• [Objective]: Extract each line of the records below that contains the word "conocimiento".

• [Stored data]:
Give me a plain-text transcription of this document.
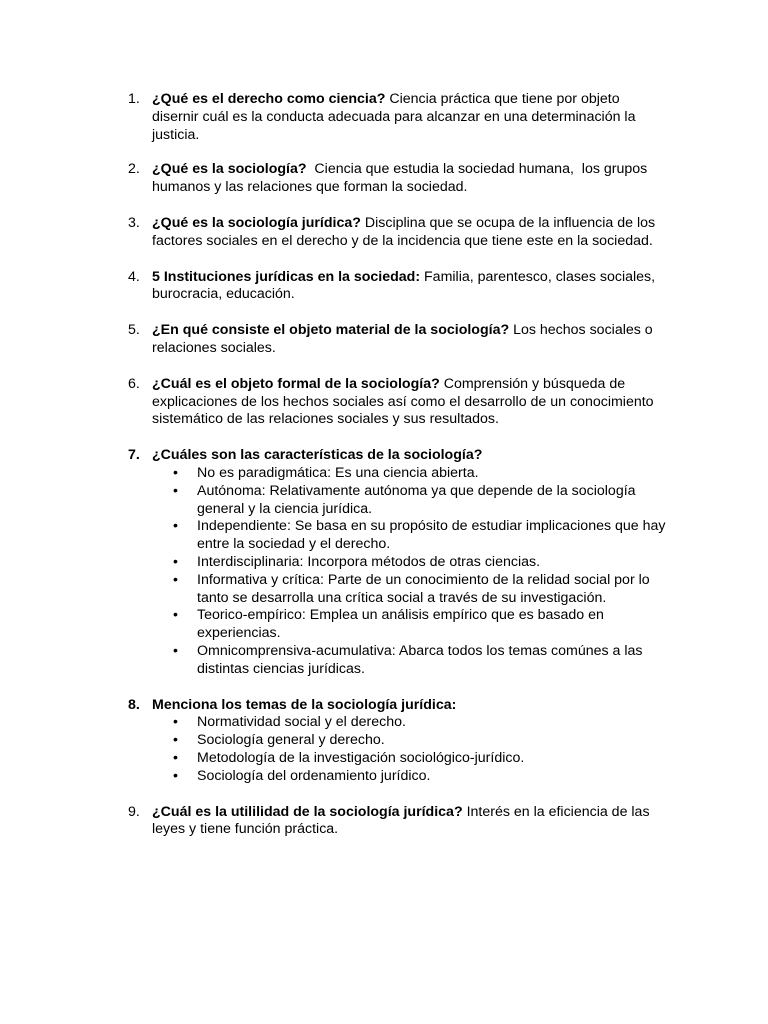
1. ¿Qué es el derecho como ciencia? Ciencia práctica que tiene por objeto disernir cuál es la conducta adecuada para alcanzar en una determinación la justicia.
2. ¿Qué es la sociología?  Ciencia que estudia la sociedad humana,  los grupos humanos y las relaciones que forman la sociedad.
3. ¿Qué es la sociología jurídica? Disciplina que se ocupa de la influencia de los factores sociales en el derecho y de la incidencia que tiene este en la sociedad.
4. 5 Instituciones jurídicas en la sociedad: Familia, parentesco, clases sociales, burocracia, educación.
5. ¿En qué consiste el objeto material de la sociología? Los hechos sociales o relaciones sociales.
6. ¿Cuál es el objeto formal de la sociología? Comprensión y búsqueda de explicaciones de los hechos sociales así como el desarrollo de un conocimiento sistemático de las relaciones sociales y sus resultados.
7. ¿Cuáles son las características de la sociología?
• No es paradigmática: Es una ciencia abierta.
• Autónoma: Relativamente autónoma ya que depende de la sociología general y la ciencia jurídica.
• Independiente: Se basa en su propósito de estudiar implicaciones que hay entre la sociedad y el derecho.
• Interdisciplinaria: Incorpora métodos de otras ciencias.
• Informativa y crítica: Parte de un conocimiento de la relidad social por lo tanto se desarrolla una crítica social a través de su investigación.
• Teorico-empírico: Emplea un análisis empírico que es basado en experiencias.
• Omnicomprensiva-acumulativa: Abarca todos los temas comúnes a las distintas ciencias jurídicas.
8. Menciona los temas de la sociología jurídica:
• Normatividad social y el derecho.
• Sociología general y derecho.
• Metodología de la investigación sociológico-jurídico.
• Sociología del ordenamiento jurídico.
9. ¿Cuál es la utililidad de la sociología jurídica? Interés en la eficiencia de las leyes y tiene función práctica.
* * *
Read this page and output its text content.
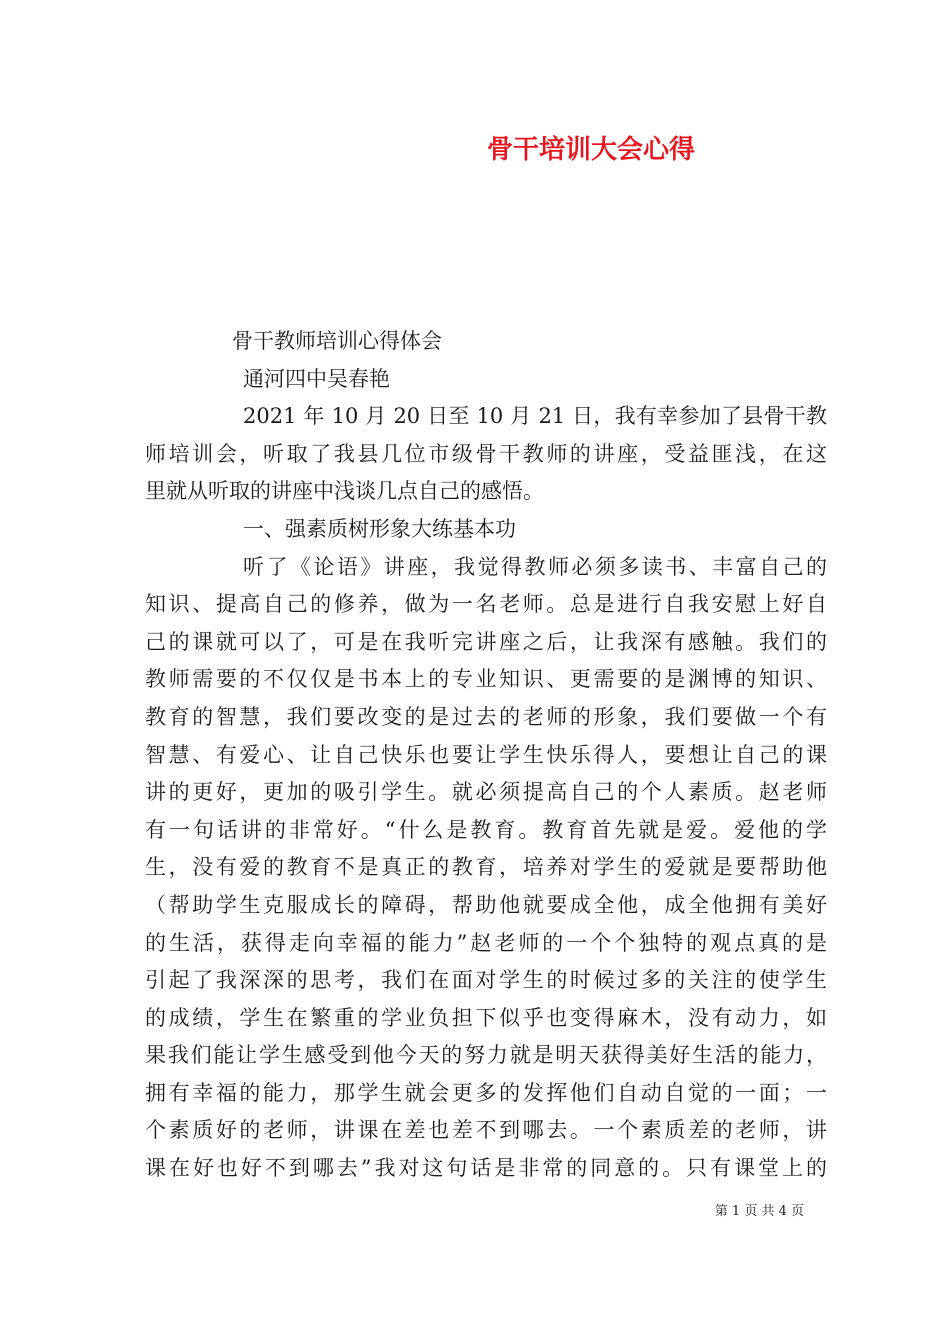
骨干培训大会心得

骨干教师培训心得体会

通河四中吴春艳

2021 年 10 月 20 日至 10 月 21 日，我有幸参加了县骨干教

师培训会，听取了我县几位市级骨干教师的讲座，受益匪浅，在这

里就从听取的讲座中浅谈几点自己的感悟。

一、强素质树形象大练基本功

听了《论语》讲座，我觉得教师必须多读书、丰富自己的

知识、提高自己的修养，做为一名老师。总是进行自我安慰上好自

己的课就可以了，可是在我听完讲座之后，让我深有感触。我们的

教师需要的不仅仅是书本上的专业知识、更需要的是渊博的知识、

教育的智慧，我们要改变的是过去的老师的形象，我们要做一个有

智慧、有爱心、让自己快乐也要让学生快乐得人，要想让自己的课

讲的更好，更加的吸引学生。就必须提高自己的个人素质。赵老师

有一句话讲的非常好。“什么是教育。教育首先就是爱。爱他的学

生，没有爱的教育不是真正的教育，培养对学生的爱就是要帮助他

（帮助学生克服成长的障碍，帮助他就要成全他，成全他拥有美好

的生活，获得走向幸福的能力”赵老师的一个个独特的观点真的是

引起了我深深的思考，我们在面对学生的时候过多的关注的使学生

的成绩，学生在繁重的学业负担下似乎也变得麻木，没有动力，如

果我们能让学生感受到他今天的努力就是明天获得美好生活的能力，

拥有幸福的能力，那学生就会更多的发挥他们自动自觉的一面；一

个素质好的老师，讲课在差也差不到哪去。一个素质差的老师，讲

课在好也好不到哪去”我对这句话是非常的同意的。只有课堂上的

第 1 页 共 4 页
==
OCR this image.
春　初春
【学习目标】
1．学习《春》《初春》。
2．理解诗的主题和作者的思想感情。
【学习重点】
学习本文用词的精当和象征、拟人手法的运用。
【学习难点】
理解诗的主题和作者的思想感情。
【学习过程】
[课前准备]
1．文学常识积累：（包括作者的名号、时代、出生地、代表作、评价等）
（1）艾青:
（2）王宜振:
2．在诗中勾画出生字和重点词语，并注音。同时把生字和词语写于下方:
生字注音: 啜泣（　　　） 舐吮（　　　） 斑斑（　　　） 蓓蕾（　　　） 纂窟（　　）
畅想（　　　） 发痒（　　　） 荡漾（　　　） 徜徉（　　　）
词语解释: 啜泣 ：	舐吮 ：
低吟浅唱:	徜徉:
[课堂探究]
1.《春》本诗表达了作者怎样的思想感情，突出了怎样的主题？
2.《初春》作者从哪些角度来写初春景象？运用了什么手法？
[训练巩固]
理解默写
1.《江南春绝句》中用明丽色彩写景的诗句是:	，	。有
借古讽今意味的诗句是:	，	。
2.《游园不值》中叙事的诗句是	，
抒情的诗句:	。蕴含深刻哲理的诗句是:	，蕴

• [Answer to this problem]:
6. ¿Cuál es el objeto formal de la sociología? Comprensión y búsqueda de explicaciones de los hechos sociales así como el desarrollo de un conocimiento sistemático de las relaciones sociales y sus resultados.
• Informativa y crítica: Parte de un conocimiento de la relidad social por lo tanto se desarrolla una crítica social a través de su investigación.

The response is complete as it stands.